* start *
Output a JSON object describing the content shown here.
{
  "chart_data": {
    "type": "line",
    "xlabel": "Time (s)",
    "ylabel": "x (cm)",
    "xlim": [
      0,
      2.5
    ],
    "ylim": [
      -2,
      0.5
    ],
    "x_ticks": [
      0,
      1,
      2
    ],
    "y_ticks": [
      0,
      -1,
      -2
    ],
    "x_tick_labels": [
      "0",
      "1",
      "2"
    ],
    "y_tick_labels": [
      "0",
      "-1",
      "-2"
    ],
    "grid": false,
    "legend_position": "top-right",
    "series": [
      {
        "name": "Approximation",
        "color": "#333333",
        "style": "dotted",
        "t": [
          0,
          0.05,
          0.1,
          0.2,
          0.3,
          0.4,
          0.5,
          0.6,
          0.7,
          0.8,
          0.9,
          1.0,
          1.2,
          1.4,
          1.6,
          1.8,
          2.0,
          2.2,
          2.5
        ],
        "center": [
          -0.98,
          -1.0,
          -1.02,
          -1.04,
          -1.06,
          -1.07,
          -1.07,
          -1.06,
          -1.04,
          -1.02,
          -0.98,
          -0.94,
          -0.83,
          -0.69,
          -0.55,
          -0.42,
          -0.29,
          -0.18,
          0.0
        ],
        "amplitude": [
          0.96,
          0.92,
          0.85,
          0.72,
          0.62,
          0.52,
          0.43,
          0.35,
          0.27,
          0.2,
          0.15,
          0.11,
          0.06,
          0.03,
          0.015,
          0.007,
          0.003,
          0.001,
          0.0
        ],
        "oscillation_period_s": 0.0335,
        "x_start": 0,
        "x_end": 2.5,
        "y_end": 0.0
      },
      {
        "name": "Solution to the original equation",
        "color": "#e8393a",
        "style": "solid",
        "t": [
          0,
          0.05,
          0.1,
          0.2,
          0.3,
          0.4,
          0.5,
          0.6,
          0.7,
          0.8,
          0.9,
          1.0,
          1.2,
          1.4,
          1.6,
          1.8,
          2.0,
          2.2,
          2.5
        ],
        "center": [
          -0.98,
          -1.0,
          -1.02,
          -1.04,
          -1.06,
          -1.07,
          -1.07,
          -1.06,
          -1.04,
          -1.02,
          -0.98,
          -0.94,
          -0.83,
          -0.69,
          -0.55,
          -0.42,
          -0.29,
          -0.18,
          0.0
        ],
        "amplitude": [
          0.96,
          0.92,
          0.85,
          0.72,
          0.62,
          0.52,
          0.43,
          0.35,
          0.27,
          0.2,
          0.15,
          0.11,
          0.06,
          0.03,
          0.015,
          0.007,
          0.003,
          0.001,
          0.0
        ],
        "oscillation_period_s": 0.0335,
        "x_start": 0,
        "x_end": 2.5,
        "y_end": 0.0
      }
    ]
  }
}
* end *
• **EXERCISE BRIEF**
Repeat every record exactly as written, please.

• **SOLUTION**
Output a JSON object describing the content shown here.
{
  "chart_data": {
    "type": "line",
    "xlabel": "Time (s)",
    "ylabel": "x (cm)",
    "xlim": [
      0,
      2.5
    ],
    "ylim": [
      -2,
      0.5
    ],
    "x_ticks": [
      0,
      1,
      2
    ],
    "y_ticks": [
      0,
      -1,
      -2
    ],
    "x_tick_labels": [
      "0",
      "1",
      "2"
    ],
    "y_tick_labels": [
      "0",
      "-1",
      "-2"
    ],
    "grid": false,
    "legend_position": "top-right",
    "series": [
      {
        "name": "Approximation",
        "color": "#333333",
        "style": "dotted",
        "t": [
          0,
          0.05,
          0.1,
          0.2,
          0.3,
          0.4,
          0.5,
          0.6,
          0.7,
          0.8,
          0.9,
          1.0,
          1.2,
          1.4,
          1.6,
          1.8,
          2.0,
          2.2,
          2.5
        ],
        "center": [
          -0.98,
          -1.0,
          -1.02,
          -1.04,
          -1.06,
          -1.07,
          -1.07,
          -1.06,
          -1.04,
          -1.02,
          -0.98,
          -0.94,
          -0.83,
          -0.69,
          -0.55,
          -0.42,
          -0.29,
          -0.18,
          0.0
        ],
        "amplitude": [
          0.96,
          0.92,
          0.85,
          0.72,
          0.62,
          0.52,
          0.43,
          0.35,
          0.27,
          0.2,
          0.15,
          0.11,
          0.06,
          0.03,
          0.015,
          0.007,
          0.003,
          0.001,
          0.0
        ],
        "oscillation_period_s": 0.0335,
        "x_start": 0,
        "x_end": 2.5,
        "y_end": 0.0
      },
      {
        "name": "Solution to the original equation",
        "color": "#e8393a",
        "style": "solid",
        "t": [
          0,
          0.05,
          0.1,
          0.2,
          0.3,
          0.4,
          0.5,
          0.6,
          0.7,
          0.8,
          0.9,
          1.0,
          1.2,
          1.4,
          1.6,
          1.8,
          2.0,
          2.2,
          2.5
        ],
        "center": [
          -0.98,
          -1.0,
          -1.02,
          -1.04,
          -1.06,
          -1.07,
          -1.07,
          -1.06,
          -1.04,
          -1.02,
          -0.98,
          -0.94,
          -0.83,
          -0.69,
          -0.55,
          -0.42,
          -0.29,
          -0.18,
          0.0
        ],
        "amplitude": [
          0.96,
          0.92,
          0.85,
          0.72,
          0.62,
          0.52,
          0.43,
          0.35,
          0.27,
          0.2,
          0.15,
          0.11,
          0.06,
          0.03,
          0.015,
          0.007,
          0.003,
          0.001,
          0.0
        ],
        "oscillation_period_s": 0.0335,
        "x_start": 0,
        "x_end": 2.5,
        "y_end": 0.0
      }
    ]
  }
}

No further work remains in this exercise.